┌─ ENTRIES SUPPLIED

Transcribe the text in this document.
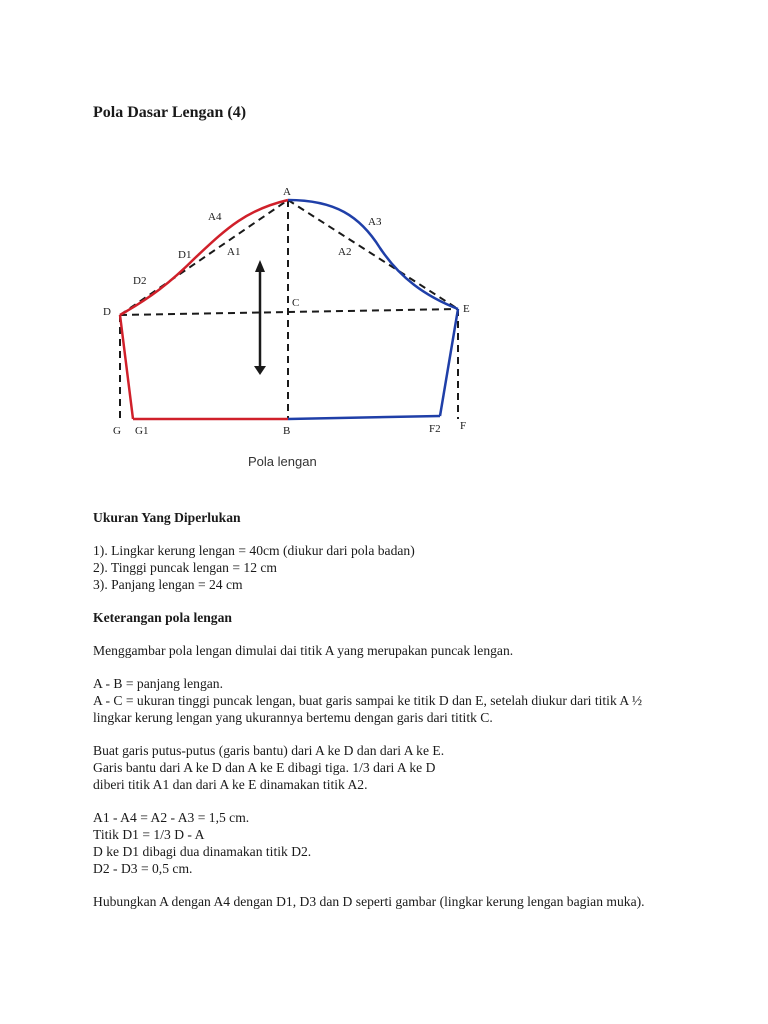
Pola Dasar Lengan (4)
A
A4	A3
D1	A1	A2
D2
D
C	E
G G1	B	F2 F
Pola lengan
Ukuran Yang Diperlukan

1). Lingkar kerung lengan = 40cm (diukur dari pola badan)
2). Tinggi puncak lengan = 12 cm
3). Panjang lengan = 24 cm

Keterangan pola lengan

Menggambar pola lengan dimulai dai titik A yang merupakan puncak lengan.

A - B = panjang lengan.
A - C = ukuran tinggi puncak lengan, buat garis sampai ke titik D dan E, setelah diukur dari titik A ½ lingkar kerung lengan yang ukurannya bertemu dengan garis dari tititk C.

Buat garis putus-putus (garis bantu) dari A ke D dan dari A ke E.
Garis bantu dari A ke D dan A ke E dibagi tiga. 1/3 dari A ke D
diberi titik A1 dan dari A ke E dinamakan titik A2.

A1 - A4 = A2 - A3 = 1,5 cm.
Titik D1 = 1/3 D - A
D ke D1 dibagi dua dinamakan titik D2.
D2 - D3 = 0,5 cm.

Hubungkan A dengan A4 dengan D1, D3 dan D seperti gambar (lingkar kerung lengan bagian muka).
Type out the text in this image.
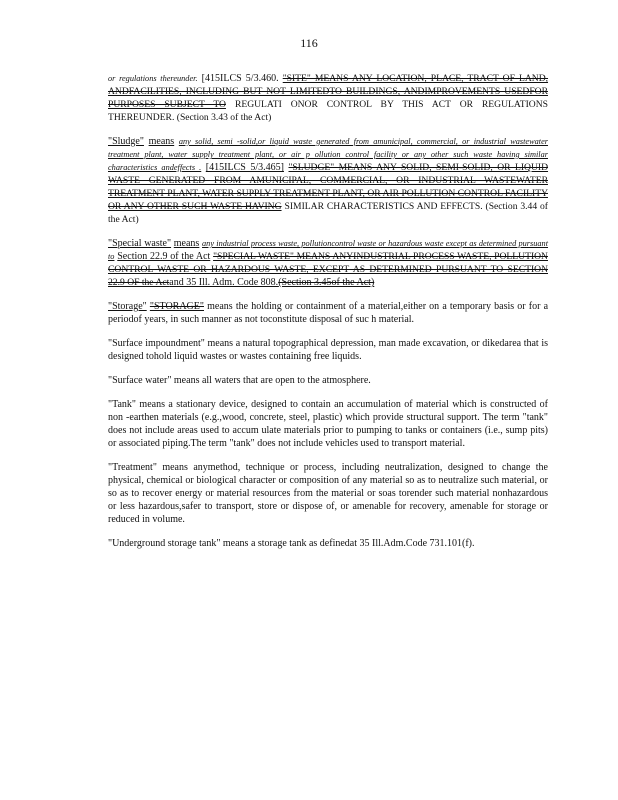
116

or regulations thereunder. [415ILCS 5/3.460. "SITE" MEANS ANY LOCATION, PLACE, TRACT OF LAND, ANDFACILITIES, INCLUDING BUT NOT LIMITEDTO BUILDINGS, ANDIMPROVEMENTS USEDFOR PURPOSES SUBJECT TO REGULATI ONOR CONTROL BY THIS ACT OR REGULATIONS THEREUNDER. (Section 3.43 of the Act)

"Sludge" means any solid, semi -solid,or liquid waste generated from amunicipal, commercial, or industrial wastewater treatment plant, water supply treatment plant, or air p ollution control facility or any other such waste having similar characteristics andeffects . [415ILCS 5/3.465] "SLUDGE" MEANS ANY SOLID, SEMI-SOLID, OR LIQUID WASTE GENERATED FROM AMUNICIPAL, COMMERCIAL, OR INDUSTRIAL WASTEWATER TREATMENT PLANT, WATER SUPPLY TREATMENT PLANT, OR AIR POLLUTION CONTROL FACILITY OR ANY OTHER SUCH WASTE HAVING SIMILAR CHARACTERISTICS AND EFFECTS. (Section 3.44 of the Act)

"Special waste" means any industrial process waste, pollutioncontrol waste or hazardous waste except as determined pursuant to Section 22.9 of the Act "SPECIAL WASTE" MEANS ANYINDUSTRIAL PROCESS WASTE, POLLUTION CONTROL WASTE OR HAZARDOUS WASTE, EXCEPT AS DETERMINED PURSUANT TO SECTION 22.9 OF the Actand 35 Ill. Adm. Code 808.(Section 3.45of the Act)

"Storage" "STORAGE" means the holding or containment of a material,either on a temporary basis or for a periodof years, in such manner as not toconstitute disposal of suc h material.

"Surface impoundment" means a natural topographical depression, man made excavation, or dikedarea that is designed tohold liquid wastes or wastes containing free liquids.

"Surface water" means all waters that are open to the atmosphere.

"Tank" means a stationary device, designed to contain an accumulation of material which is constructed of non -earthen materials (e.g.,wood, concrete, steel, plastic) which provide structural support. The term "tank" does not include areas used to accum ulate materials prior to pumping to tanks or containers (i.e., sump pits) or associated piping.The term "tank" does not include vehicles used to transport material.

"Treatment" means anymethod, technique or process, including neutralization, designed to change the physical, chemical or biological character or composition of any material so as to neutralize such material, or so as to recover energy or material resources from the material or soas torender such material nonhazardous or less hazardous,safer to transport, store or dispose of, or amenable for recovery, amenable for storage or reduced in volume.

"Underground storage tank" means a storage tank as definedat 35 Ill.Adm.Code 731.101(f).
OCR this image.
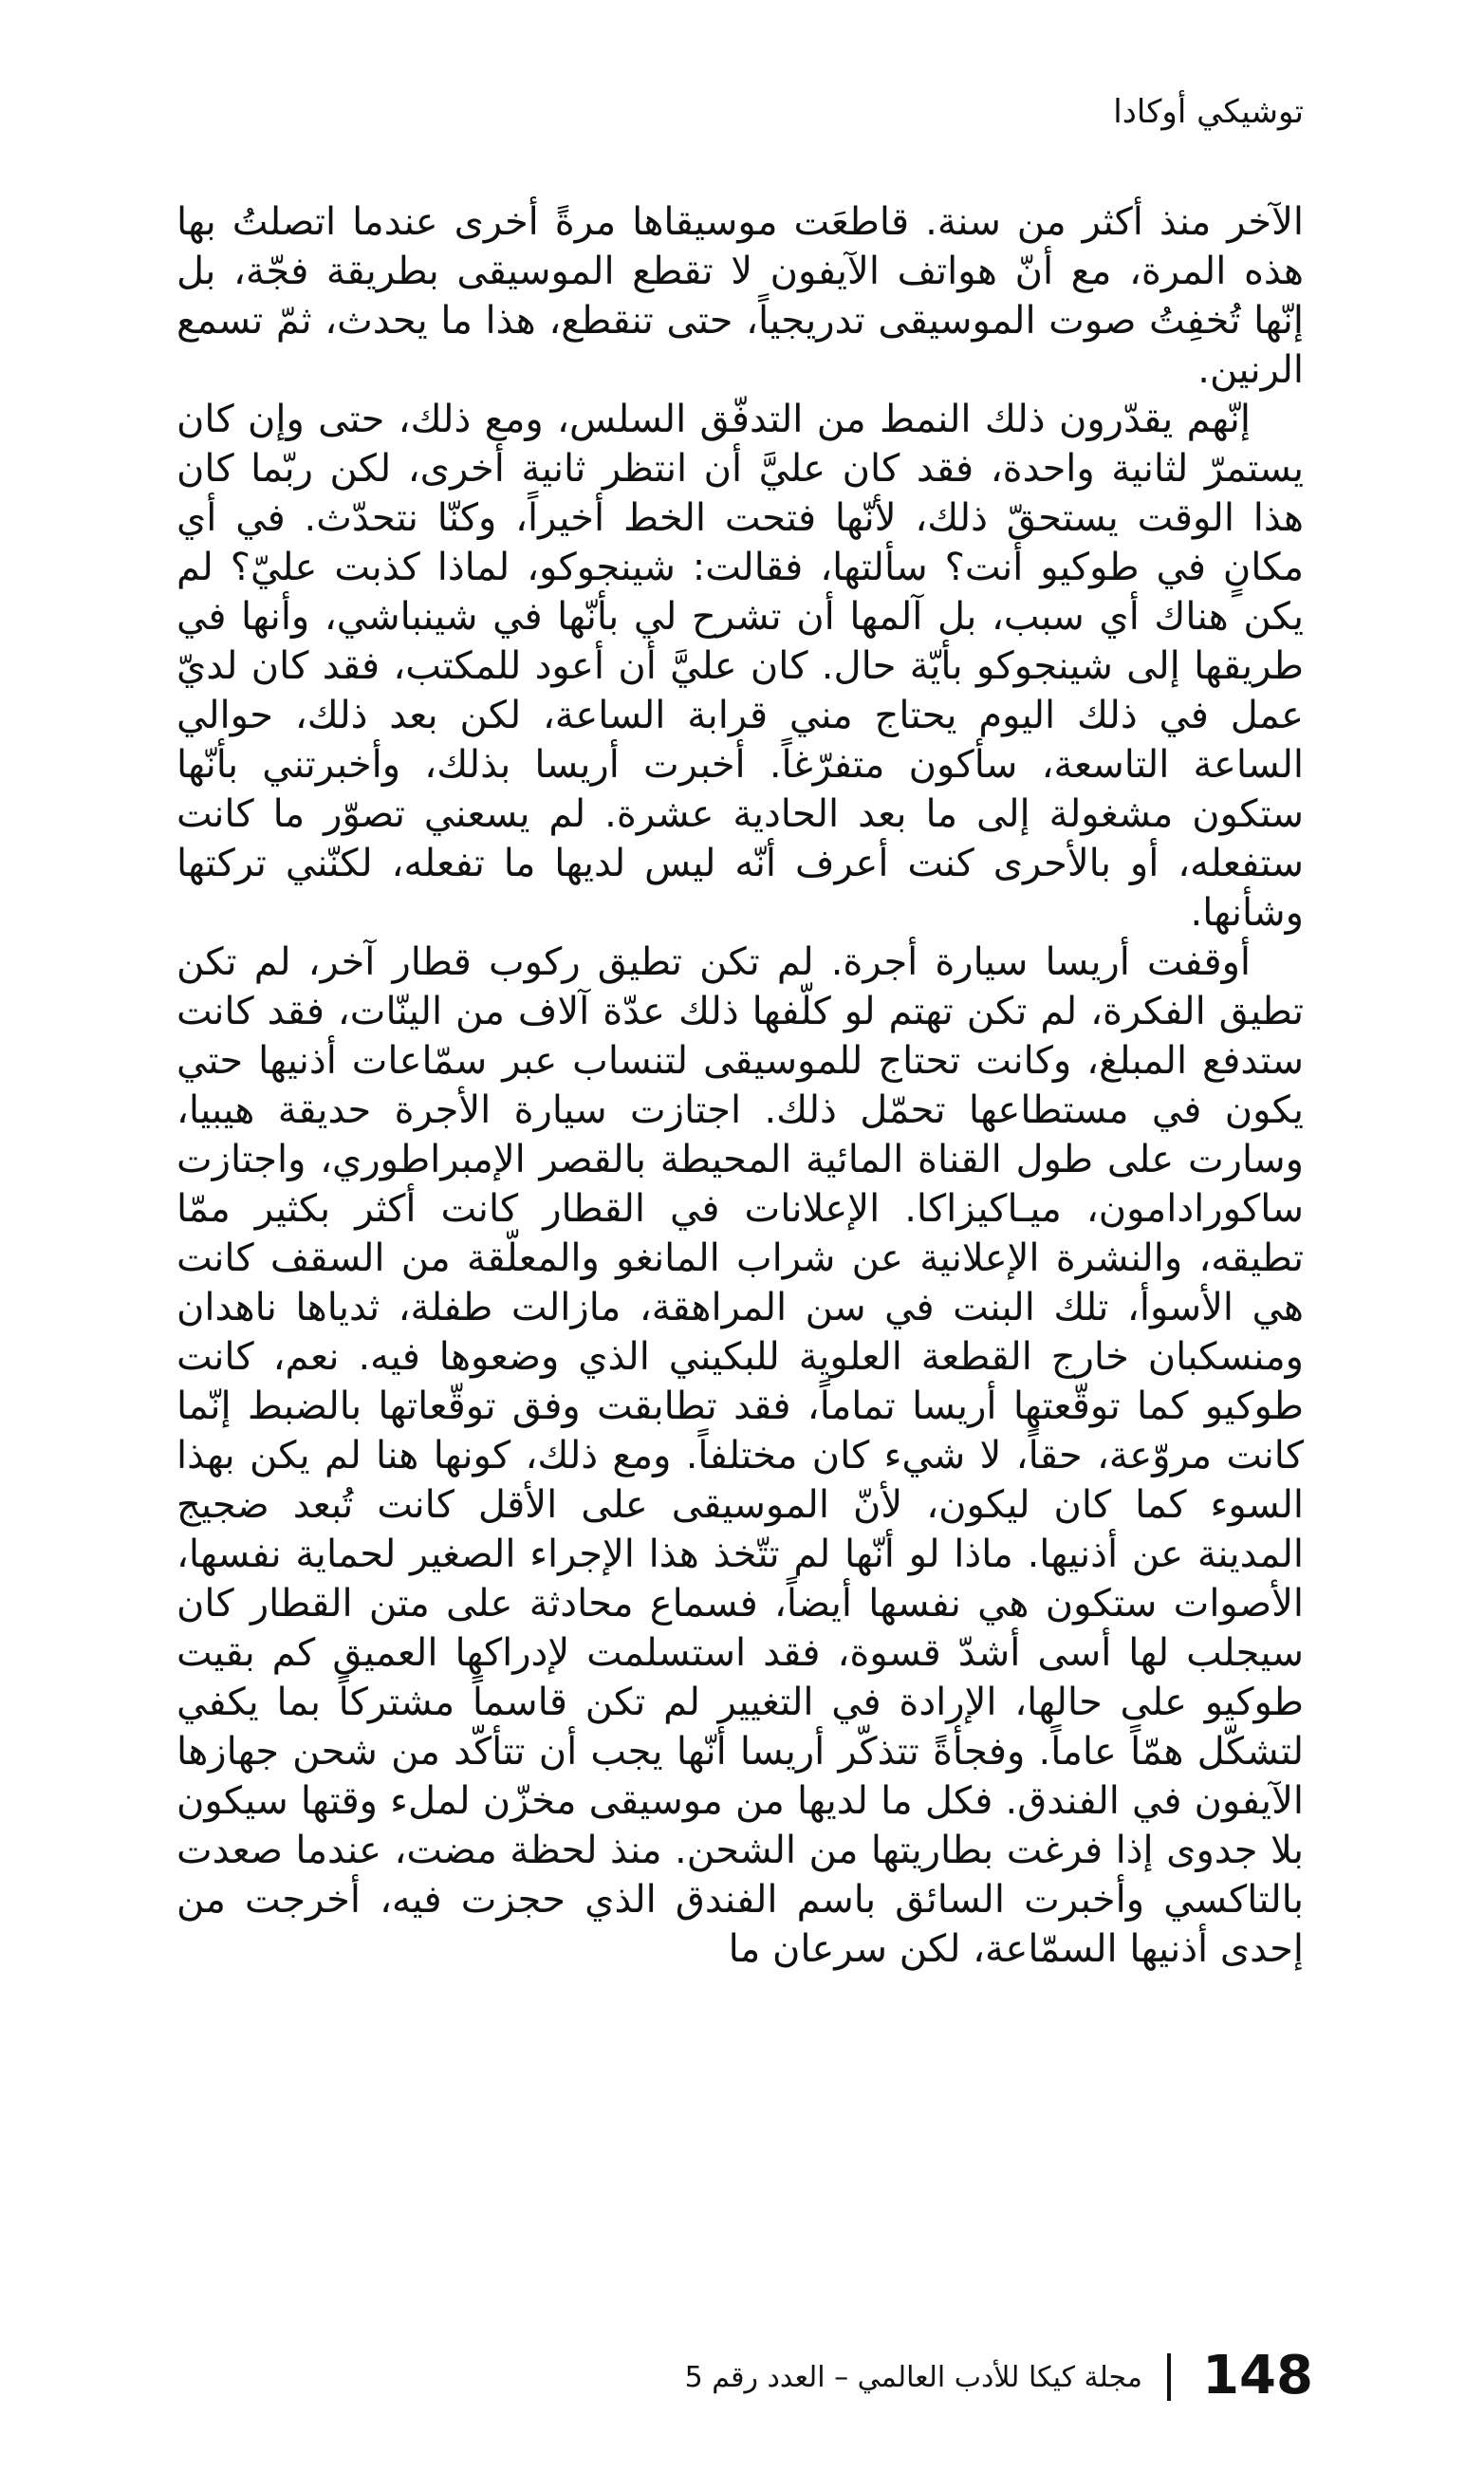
توشيكي أوكادا

الآخر منذ أكثر من سنة. قاطعَت موسيقاها مرةً أخرى عندما اتصلتُ بها هذه المرة، مع أنّ هواتف الآيفون لا تقطع الموسيقى بطريقة فجّة، بل إنّها تُخفِتُ صوت الموسيقى تدريجياً، حتى تنقطع، هذا ما يحدث، ثمّ تسمع الرنين.

إنّهم يقدّرون ذلك النمط من التدفّق السلس، ومع ذلك، حتى وإن كان يستمرّ لثانية واحدة، فقد كان عليَّ أن انتظر ثانية أخرى، لكن ربّما كان هذا الوقت يستحقّ ذلك، لأنّها فتحت الخط أخيراً، وكنّا نتحدّث. في أي مكانٍ في طوكيو أنت؟ سألتها، فقالت: شينجوكو، لماذا كذبت عليّ؟ لم يكن هناك أي سبب، بل آلمها أن تشرح لي بأنّها في شينباشي، وأنها في طريقها إلى شينجوكو بأيّة حال. كان عليَّ أن أعود للمكتب، فقد كان لديّ عمل في ذلك اليوم يحتاج مني قرابة الساعة، لكن بعد ذلك، حوالي الساعة التاسعة، سأكون متفرّغاً. أخبرت أريسا بذلك، وأخبرتني بأنّها ستكون مشغولة إلى ما بعد الحادية عشرة. لم يسعني تصوّر ما كانت ستفعله، أو بالأحرى كنت أعرف أنّه ليس لديها ما تفعله، لكنّني تركتها وشأنها.

أوقفت أريسا سيارة أجرة. لم تكن تطيق ركوب قطار آخر، لم تكن تطيق الفكرة، لم تكن تهتم لو كلّفها ذلك عدّة آلاف من الينّات، فقد كانت ستدفع المبلغ، وكانت تحتاج للموسيقى لتنساب عبر سمّاعات أذنيها حتي يكون في مستطاعها تحمّل ذلك. اجتازت سيارة الأجرة حديقة هيبيا، وسارت على طول القناة المائية المحيطة بالقصر الإمبراطوري، واجتازت ساكورادامون، ميـاكيزاكا. الإعلانات في القطار كانت أكثر بكثير ممّا تطيقه، والنشرة الإعلانية عن شراب المانغو والمعلّقة من السقف كانت هي الأسوأ، تلك البنت في سن المراهقة، مازالت طفلة، ثدياها ناهدان ومنسكبان خارج القطعة العلوية للبكيني الذي وضعوها فيه. نعم، كانت طوكيو كما توقّعتها أريسا تماماً، فقد تطابقت وفق توقّعاتها بالضبط إنّما كانت مروّعة، حقاً، لا شيء كان مختلفاً. ومع ذلك، كونها هنا لم يكن بهذا السوء كما كان ليكون، لأنّ الموسيقى على الأقل كانت تُبعد ضجيج المدينة عن أذنيها. ماذا لو أنّها لم تتّخذ هذا الإجراء الصغير لحماية نفسها، الأصوات ستكون هي نفسها أيضاً، فسماع محادثة على متن القطار كان سيجلب لها أسى أشدّ قسوة، فقد استسلمت لإدراكها العميق كم بقيت طوكيو على حالها، الإرادة في التغيير لم تكن قاسماً مشتركاً بما يكفي لتشكّل همّاً عاماً. وفجأةً تتذكّر أريسا أنّها يجب أن تتأكّد من شحن جهازها الآيفون في الفندق. فكل ما لديها من موسيقى مخزّن لملء وقتها سيكون بلا جدوى إذا فرغت بطاريتها من الشحن. منذ لحظة مضت، عندما صعدت بالتاكسي وأخبرت السائق باسم الفندق الذي حجزت فيه، أخرجت من إحدى أذنيها السمّاعة، لكن سرعان ما

148
مجلة كيكا للأدب العالمي – العدد رقم 5
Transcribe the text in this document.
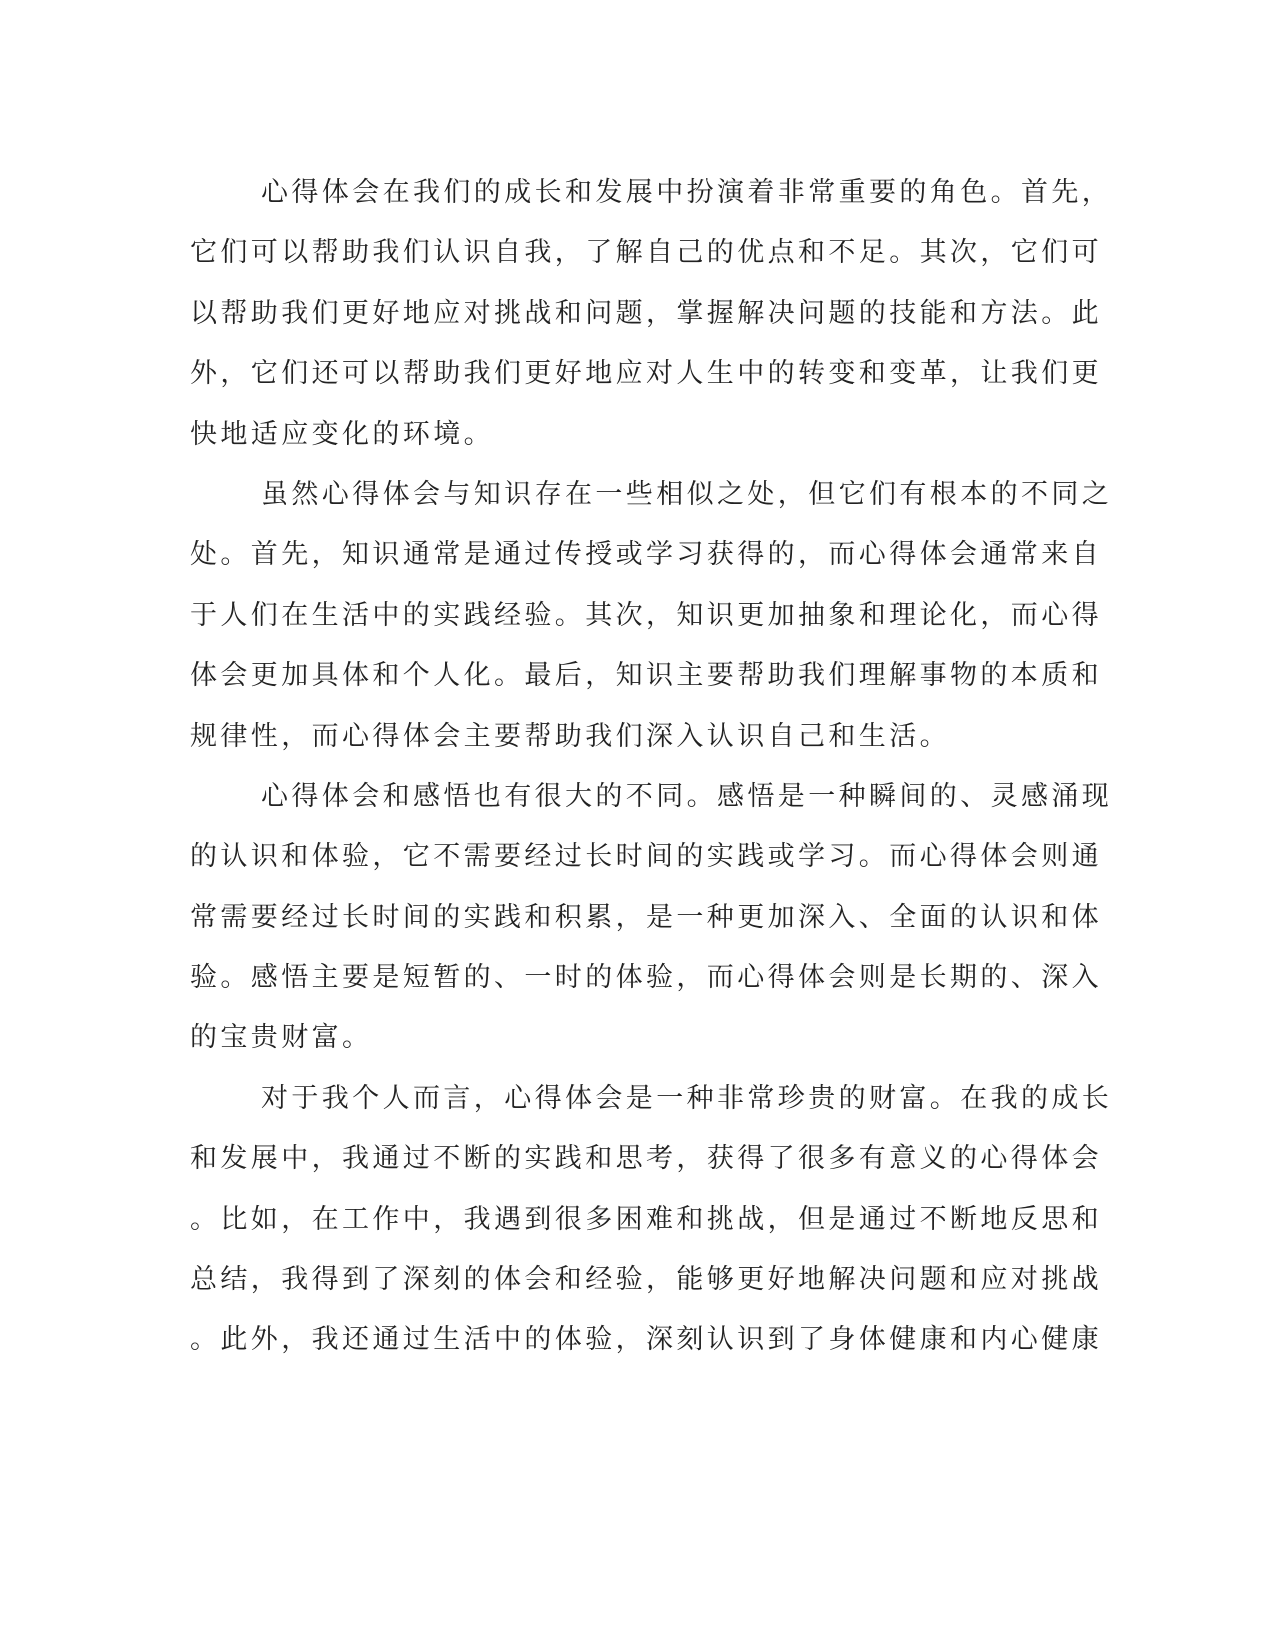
心得体会在我们的成长和发展中扮演着非常重要的角色。首先，
它们可以帮助我们认识自我，了解自己的优点和不足。其次，它们可
以帮助我们更好地应对挑战和问题，掌握解决问题的技能和方法。此
外，它们还可以帮助我们更好地应对人生中的转变和变革，让我们更
快地适应变化的环境。
虽然心得体会与知识存在一些相似之处，但它们有根本的不同之
处。首先，知识通常是通过传授或学习获得的，而心得体会通常来自
于人们在生活中的实践经验。其次，知识更加抽象和理论化，而心得
体会更加具体和个人化。最后，知识主要帮助我们理解事物的本质和
规律性，而心得体会主要帮助我们深入认识自己和生活。
心得体会和感悟也有很大的不同。感悟是一种瞬间的、灵感涌现
的认识和体验，它不需要经过长时间的实践或学习。而心得体会则通
常需要经过长时间的实践和积累，是一种更加深入、全面的认识和体
验。感悟主要是短暂的、一时的体验，而心得体会则是长期的、深入
的宝贵财富。
对于我个人而言，心得体会是一种非常珍贵的财富。在我的成长
和发展中，我通过不断的实践和思考，获得了很多有意义的心得体会
。比如，在工作中，我遇到很多困难和挑战，但是通过不断地反思和
总结，我得到了深刻的体会和经验，能够更好地解决问题和应对挑战
。此外，我还通过生活中的体验，深刻认识到了身体健康和内心健康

└─

DIRECTION
Look through the data above. Each line containing the word "image" needs to be copied.

EXERCISE ANSWER
Type out the text in this image.
OCR this image.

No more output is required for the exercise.